(Stored data)
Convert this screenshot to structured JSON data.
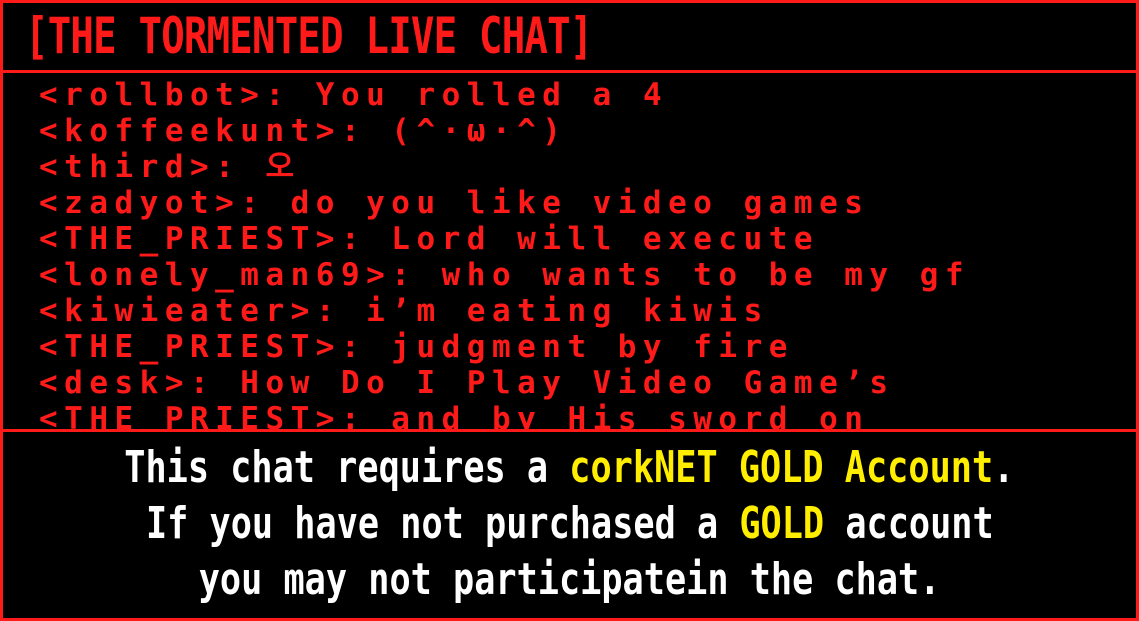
{
  "title": "[THE TORMENTED LIVE CHAT]",
  "messages": [
    {
      "user": "<rollbot>",
      "text": ": You rolled a 4"
    },
    {
      "user": "<koffeekunt>",
      "text": ": (^·ω·^)"
    },
    {
      "user": "<third>",
      "text": ": 오"
    },
    {
      "user": "<zadyot>",
      "text": ": do you like video games"
    },
    {
      "user": "<THE_PRIEST>",
      "text": ": Lord will execute"
    },
    {
      "user": "<lonely_man69>",
      "text": ": who wants to be my gf"
    },
    {
      "user": "<kiwieater>",
      "text": ": i’m eating kiwis"
    },
    {
      "user": "<THE_PRIEST>",
      "text": ": judgment by fire"
    },
    {
      "user": "<desk>",
      "text": ": How Do I Play Video Game’s"
    },
    {
      "user": "<THE_PRIEST>",
      "text": ": and by His sword on"
    }
  ],
  "notice": {
    "line1_a": "This chat requires a ",
    "line1_gold": "corkNET GOLD Account",
    "line1_b": ".",
    "line2_a": "If you have not purchased a ",
    "line2_gold": "GOLD",
    "line2_b": " account",
    "line3": "you may not participatein the chat."
  },
  "colors": {
    "accent_red": "#ff1a1a",
    "gold": "#ffee00",
    "text_white": "#ffffff",
    "background": "#000000"
  }
}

**Task**. Do not copy the pictures, but repeat every line exactly.

**The response**.
Convert this screenshot to structured JSON data.
{
  "title": "[THE TORMENTED LIVE CHAT]",
  "messages": [
    {
      "user": "<rollbot>",
      "text": ": You rolled a 4"
    },
    {
      "user": "<koffeekunt>",
      "text": ": (^·ω·^)"
    },
    {
      "user": "<third>",
      "text": ": 오"
    },
    {
      "user": "<zadyot>",
      "text": ": do you like video games"
    },
    {
      "user": "<THE_PRIEST>",
      "text": ": Lord will execute"
    },
    {
      "user": "<lonely_man69>",
      "text": ": who wants to be my gf"
    },
    {
      "user": "<kiwieater>",
      "text": ": i’m eating kiwis"
    },
    {
      "user": "<THE_PRIEST>",
      "text": ": judgment by fire"
    },
    {
      "user": "<desk>",
      "text": ": How Do I Play Video Game’s"
    },
    {
      "user": "<THE_PRIEST>",
      "text": ": and by His sword on"
    }
  ],
  "notice": {
    "line1_a": "This chat requires a ",
    "line1_gold": "corkNET GOLD Account",
    "line1_b": ".",
    "line2_a": "If you have not purchased a ",
    "line2_gold": "GOLD",
    "line2_b": " account",
    "line3": "you may not participatein the chat."
  },
  "colors": {
    "accent_red": "#ff1a1a",
    "gold": "#ffee00",
    "text_white": "#ffffff",
    "background": "#000000"
  }
}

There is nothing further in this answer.